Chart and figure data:
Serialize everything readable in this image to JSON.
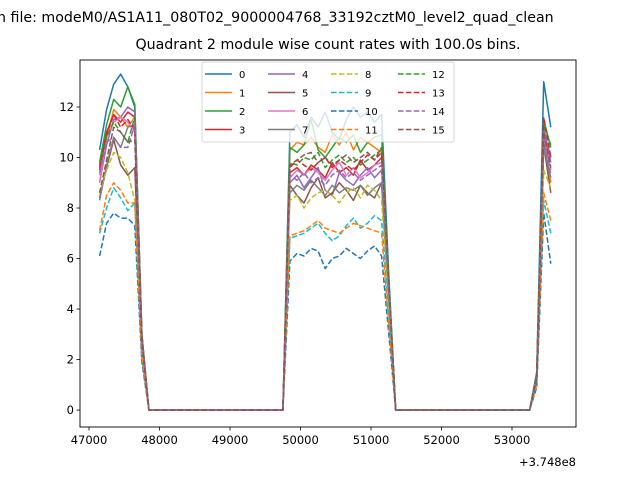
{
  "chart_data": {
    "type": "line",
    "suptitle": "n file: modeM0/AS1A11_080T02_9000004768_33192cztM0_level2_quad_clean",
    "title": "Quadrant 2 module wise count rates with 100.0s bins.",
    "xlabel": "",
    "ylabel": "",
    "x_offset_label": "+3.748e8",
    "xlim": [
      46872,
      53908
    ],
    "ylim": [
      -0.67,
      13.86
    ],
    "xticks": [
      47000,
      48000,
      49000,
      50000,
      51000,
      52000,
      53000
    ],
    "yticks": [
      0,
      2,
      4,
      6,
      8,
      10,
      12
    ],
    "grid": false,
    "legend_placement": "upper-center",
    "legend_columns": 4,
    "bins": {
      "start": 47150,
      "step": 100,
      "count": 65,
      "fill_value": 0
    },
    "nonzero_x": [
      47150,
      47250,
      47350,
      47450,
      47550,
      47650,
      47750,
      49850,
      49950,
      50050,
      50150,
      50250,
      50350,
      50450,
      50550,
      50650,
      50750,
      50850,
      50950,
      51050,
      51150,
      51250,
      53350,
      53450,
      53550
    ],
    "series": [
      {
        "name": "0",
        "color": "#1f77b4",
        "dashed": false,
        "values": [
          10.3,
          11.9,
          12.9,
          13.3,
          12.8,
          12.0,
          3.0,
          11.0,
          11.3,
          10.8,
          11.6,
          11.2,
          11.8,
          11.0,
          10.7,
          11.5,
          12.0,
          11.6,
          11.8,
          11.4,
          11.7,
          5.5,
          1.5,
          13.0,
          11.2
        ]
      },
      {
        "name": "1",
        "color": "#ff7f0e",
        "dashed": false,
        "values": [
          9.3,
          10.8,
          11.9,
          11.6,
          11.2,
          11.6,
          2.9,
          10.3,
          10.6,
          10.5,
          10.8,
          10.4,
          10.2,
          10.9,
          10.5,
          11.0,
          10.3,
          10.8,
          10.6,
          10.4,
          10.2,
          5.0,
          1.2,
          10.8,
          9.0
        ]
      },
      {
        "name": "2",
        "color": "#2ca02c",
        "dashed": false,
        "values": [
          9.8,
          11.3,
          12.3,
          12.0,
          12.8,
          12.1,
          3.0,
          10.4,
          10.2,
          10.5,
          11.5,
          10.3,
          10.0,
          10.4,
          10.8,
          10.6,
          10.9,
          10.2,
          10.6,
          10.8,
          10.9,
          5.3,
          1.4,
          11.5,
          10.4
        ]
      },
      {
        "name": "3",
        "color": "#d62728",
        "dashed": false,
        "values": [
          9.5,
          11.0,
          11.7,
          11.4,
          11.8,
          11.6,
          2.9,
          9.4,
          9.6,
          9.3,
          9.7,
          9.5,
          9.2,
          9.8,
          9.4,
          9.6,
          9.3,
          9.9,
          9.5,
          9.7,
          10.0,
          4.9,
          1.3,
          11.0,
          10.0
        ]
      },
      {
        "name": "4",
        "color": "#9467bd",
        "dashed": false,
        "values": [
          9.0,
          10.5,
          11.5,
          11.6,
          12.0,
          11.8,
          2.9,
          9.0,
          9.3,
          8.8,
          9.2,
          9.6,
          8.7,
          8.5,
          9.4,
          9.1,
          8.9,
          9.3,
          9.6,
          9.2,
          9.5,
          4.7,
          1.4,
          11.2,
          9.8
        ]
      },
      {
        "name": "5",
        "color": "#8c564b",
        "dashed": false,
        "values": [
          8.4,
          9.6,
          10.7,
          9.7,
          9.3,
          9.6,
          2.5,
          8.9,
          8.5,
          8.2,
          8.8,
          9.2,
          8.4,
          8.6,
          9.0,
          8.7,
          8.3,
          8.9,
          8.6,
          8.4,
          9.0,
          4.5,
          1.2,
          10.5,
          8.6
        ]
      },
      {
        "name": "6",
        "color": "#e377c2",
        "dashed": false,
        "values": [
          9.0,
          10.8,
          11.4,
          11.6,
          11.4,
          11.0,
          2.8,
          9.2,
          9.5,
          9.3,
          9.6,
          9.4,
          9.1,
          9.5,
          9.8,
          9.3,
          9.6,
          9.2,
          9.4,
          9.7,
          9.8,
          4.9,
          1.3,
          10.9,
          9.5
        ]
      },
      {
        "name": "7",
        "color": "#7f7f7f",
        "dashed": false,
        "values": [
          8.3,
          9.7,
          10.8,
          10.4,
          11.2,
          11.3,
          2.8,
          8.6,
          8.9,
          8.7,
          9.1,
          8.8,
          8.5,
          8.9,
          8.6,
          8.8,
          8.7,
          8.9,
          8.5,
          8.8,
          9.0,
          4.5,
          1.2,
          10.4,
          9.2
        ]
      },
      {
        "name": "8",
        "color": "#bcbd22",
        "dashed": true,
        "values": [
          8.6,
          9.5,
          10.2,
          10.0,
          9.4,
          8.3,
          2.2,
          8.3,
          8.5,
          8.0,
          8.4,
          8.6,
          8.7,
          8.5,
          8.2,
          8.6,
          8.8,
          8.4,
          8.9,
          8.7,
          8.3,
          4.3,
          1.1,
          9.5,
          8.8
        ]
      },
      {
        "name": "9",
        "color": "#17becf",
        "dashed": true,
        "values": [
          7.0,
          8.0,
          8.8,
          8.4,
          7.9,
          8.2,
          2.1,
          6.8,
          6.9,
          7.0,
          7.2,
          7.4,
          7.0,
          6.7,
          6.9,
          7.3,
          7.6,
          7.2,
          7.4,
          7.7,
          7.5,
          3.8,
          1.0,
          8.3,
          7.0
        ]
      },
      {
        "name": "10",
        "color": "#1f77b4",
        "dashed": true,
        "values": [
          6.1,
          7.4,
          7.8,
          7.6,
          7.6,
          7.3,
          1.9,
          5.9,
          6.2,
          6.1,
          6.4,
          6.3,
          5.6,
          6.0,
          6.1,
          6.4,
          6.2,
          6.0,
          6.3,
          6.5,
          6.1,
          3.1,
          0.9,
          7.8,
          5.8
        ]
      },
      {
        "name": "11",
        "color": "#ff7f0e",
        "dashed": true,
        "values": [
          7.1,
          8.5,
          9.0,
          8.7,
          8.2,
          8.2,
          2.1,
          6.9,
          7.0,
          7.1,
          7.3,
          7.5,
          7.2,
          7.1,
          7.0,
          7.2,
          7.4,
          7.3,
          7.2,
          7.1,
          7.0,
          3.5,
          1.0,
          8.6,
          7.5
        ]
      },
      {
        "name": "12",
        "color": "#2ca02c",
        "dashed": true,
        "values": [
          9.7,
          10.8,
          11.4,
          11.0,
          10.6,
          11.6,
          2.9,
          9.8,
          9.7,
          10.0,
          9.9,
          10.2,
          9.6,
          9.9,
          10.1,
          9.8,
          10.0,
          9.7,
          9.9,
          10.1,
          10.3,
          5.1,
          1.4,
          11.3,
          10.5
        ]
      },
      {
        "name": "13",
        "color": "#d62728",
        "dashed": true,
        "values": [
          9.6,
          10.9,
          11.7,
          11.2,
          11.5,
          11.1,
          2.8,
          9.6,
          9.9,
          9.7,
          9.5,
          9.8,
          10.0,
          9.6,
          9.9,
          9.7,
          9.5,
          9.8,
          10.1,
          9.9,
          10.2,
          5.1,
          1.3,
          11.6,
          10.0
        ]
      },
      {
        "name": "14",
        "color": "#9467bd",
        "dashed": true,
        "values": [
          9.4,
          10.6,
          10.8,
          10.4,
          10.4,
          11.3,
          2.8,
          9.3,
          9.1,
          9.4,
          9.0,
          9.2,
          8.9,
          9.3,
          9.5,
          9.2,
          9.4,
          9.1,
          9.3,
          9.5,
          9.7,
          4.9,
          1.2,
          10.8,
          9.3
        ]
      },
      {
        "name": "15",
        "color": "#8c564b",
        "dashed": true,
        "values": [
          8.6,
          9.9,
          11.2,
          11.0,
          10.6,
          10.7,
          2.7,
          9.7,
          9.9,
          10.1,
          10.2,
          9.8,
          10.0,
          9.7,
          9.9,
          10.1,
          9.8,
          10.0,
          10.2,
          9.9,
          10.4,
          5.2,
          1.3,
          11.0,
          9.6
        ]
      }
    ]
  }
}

==

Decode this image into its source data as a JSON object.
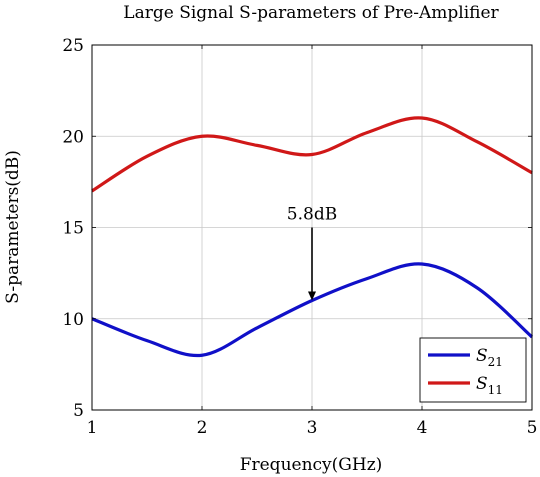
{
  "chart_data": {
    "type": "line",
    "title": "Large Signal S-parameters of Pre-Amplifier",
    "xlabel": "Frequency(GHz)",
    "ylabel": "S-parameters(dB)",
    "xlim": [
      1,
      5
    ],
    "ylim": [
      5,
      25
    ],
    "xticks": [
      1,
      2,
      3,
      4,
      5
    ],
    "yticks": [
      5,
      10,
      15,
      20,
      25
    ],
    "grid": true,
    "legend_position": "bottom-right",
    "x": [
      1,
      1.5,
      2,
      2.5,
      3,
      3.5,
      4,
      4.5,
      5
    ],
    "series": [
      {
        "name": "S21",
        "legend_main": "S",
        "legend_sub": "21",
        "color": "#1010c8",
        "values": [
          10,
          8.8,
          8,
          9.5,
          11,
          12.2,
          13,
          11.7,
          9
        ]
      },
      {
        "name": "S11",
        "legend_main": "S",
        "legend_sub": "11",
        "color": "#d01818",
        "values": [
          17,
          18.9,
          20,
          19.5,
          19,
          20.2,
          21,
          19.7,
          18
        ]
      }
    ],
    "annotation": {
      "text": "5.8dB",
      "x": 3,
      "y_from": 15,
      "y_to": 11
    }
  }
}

INSTRUCTIONS FOR THE TASK — Which lines contain the word "parameters"? Return each of them.

FINAL RESULT —
    "title": "Large Signal S-parameters of Pre-Amplifier",
    "ylabel": "S-parameters(dB)",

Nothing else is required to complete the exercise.